## Supplied material
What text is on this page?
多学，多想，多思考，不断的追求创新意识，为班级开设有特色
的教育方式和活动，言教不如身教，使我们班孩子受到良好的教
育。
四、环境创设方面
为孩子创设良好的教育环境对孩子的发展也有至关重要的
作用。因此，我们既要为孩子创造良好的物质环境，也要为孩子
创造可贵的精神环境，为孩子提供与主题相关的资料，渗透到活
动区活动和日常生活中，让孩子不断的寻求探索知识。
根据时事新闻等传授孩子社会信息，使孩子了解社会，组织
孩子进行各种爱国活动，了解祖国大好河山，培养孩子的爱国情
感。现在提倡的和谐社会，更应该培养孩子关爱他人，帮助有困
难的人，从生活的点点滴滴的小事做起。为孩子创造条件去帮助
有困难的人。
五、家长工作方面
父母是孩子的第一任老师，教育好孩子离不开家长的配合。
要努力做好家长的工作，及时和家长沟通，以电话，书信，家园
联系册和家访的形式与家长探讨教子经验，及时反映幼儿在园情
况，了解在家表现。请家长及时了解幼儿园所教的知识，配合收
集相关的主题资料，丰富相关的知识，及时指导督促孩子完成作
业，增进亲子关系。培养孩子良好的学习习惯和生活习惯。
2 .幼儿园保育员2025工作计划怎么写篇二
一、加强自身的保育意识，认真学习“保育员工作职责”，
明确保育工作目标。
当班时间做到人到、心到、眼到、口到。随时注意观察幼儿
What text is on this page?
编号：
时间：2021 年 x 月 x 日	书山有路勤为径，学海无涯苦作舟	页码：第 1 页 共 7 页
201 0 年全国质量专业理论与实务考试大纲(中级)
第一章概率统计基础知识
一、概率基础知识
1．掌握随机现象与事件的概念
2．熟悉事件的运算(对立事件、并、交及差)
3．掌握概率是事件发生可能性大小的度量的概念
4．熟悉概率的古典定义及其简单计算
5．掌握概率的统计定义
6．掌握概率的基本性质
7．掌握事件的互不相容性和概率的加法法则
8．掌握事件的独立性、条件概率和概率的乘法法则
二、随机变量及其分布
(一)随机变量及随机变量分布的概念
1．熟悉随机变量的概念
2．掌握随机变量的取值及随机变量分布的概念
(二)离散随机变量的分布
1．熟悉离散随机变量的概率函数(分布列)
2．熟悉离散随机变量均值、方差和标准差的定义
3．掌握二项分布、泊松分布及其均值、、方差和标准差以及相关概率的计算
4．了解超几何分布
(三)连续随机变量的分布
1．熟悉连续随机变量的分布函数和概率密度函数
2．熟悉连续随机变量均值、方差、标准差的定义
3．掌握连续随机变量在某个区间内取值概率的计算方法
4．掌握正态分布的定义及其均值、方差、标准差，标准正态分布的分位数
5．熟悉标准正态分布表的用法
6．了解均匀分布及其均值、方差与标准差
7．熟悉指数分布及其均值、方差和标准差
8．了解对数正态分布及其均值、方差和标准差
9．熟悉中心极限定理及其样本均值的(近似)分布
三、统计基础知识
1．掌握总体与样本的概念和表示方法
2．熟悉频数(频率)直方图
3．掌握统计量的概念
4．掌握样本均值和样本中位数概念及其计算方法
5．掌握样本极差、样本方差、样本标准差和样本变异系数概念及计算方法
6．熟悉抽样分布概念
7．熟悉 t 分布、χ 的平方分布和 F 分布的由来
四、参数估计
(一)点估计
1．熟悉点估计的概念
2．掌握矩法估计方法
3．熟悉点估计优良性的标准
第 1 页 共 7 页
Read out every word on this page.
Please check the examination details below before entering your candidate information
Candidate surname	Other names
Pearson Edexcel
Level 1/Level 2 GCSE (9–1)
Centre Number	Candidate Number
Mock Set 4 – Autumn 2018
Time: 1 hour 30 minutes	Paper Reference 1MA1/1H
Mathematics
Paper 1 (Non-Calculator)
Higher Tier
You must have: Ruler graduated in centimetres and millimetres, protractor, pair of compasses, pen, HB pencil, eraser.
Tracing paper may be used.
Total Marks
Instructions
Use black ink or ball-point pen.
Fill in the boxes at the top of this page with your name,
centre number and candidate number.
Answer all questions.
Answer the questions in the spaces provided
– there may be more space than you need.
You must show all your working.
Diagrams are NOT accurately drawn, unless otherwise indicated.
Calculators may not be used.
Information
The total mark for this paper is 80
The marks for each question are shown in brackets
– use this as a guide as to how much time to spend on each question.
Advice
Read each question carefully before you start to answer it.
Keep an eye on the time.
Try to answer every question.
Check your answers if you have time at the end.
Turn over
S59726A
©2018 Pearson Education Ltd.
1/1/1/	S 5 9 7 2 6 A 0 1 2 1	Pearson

## Work to complete
Copy all of the data exactly.

## Exercise response
What text is on this page?
多学，多想，多思考，不断的追求创新意识，为班级开设有特色
的教育方式和活动，言教不如身教，使我们班孩子受到良好的教
育。
四、环境创设方面
为孩子创设良好的教育环境对孩子的发展也有至关重要的
作用。因此，我们既要为孩子创造良好的物质环境，也要为孩子
创造可贵的精神环境，为孩子提供与主题相关的资料，渗透到活
动区活动和日常生活中，让孩子不断的寻求探索知识。
根据时事新闻等传授孩子社会信息，使孩子了解社会，组织
孩子进行各种爱国活动，了解祖国大好河山，培养孩子的爱国情
感。现在提倡的和谐社会，更应该培养孩子关爱他人，帮助有困
难的人，从生活的点点滴滴的小事做起。为孩子创造条件去帮助
有困难的人。
五、家长工作方面
父母是孩子的第一任老师，教育好孩子离不开家长的配合。
要努力做好家长的工作，及时和家长沟通，以电话，书信，家园
联系册和家访的形式与家长探讨教子经验，及时反映幼儿在园情
况，了解在家表现。请家长及时了解幼儿园所教的知识，配合收
集相关的主题资料，丰富相关的知识，及时指导督促孩子完成作
业，增进亲子关系。培养孩子良好的学习习惯和生活习惯。
2 .幼儿园保育员2025工作计划怎么写篇二
一、加强自身的保育意识，认真学习“保育员工作职责”，
明确保育工作目标。
当班时间做到人到、心到、眼到、口到。随时注意观察幼儿
What text is on this page?
编号：
时间：2021 年 x 月 x 日	书山有路勤为径，学海无涯苦作舟	页码：第 1 页 共 7 页
201 0 年全国质量专业理论与实务考试大纲(中级)
第一章概率统计基础知识
一、概率基础知识
1．掌握随机现象与事件的概念
2．熟悉事件的运算(对立事件、并、交及差)
3．掌握概率是事件发生可能性大小的度量的概念
4．熟悉概率的古典定义及其简单计算
5．掌握概率的统计定义
6．掌握概率的基本性质
7．掌握事件的互不相容性和概率的加法法则
8．掌握事件的独立性、条件概率和概率的乘法法则
二、随机变量及其分布
(一)随机变量及随机变量分布的概念
1．熟悉随机变量的概念
2．掌握随机变量的取值及随机变量分布的概念
(二)离散随机变量的分布
1．熟悉离散随机变量的概率函数(分布列)
2．熟悉离散随机变量均值、方差和标准差的定义
3．掌握二项分布、泊松分布及其均值、、方差和标准差以及相关概率的计算
4．了解超几何分布
(三)连续随机变量的分布
1．熟悉连续随机变量的分布函数和概率密度函数
2．熟悉连续随机变量均值、方差、标准差的定义
3．掌握连续随机变量在某个区间内取值概率的计算方法
4．掌握正态分布的定义及其均值、方差、标准差，标准正态分布的分位数
5．熟悉标准正态分布表的用法
6．了解均匀分布及其均值、方差与标准差
7．熟悉指数分布及其均值、方差和标准差
8．了解对数正态分布及其均值、方差和标准差
9．熟悉中心极限定理及其样本均值的(近似)分布
三、统计基础知识
1．掌握总体与样本的概念和表示方法
2．熟悉频数(频率)直方图
3．掌握统计量的概念
4．掌握样本均值和样本中位数概念及其计算方法
5．掌握样本极差、样本方差、样本标准差和样本变异系数概念及计算方法
6．熟悉抽样分布概念
7．熟悉 t 分布、χ 的平方分布和 F 分布的由来
四、参数估计
(一)点估计
1．熟悉点估计的概念
2．掌握矩法估计方法
3．熟悉点估计优良性的标准
第 1 页 共 7 页
Read out every word on this page.
Please check the examination details below before entering your candidate information
Candidate surname	Other names
Pearson Edexcel
Level 1/Level 2 GCSE (9–1)
Centre Number	Candidate Number
Mock Set 4 – Autumn 2018
Time: 1 hour 30 minutes	Paper Reference 1MA1/1H
Mathematics
Paper 1 (Non-Calculator)
Higher Tier
You must have: Ruler graduated in centimetres and millimetres, protractor, pair of compasses, pen, HB pencil, eraser.
Tracing paper may be used.
Total Marks
Instructions
Use black ink or ball-point pen.
Fill in the boxes at the top of this page with your name,
centre number and candidate number.
Answer all questions.
Answer the questions in the spaces provided
– there may be more space than you need.
You must show all your working.
Diagrams are NOT accurately drawn, unless otherwise indicated.
Calculators may not be used.
Information
The total mark for this paper is 80
The marks for each question are shown in brackets
– use this as a guide as to how much time to spend on each question.
Advice
Read each question carefully before you start to answer it.
Keep an eye on the time.
Try to answer every question.
Check your answers if you have time at the end.
Turn over
S59726A
©2018 Pearson Education Ltd.
1/1/1/	S 5 9 7 2 6 A 0 1 2 1	Pearson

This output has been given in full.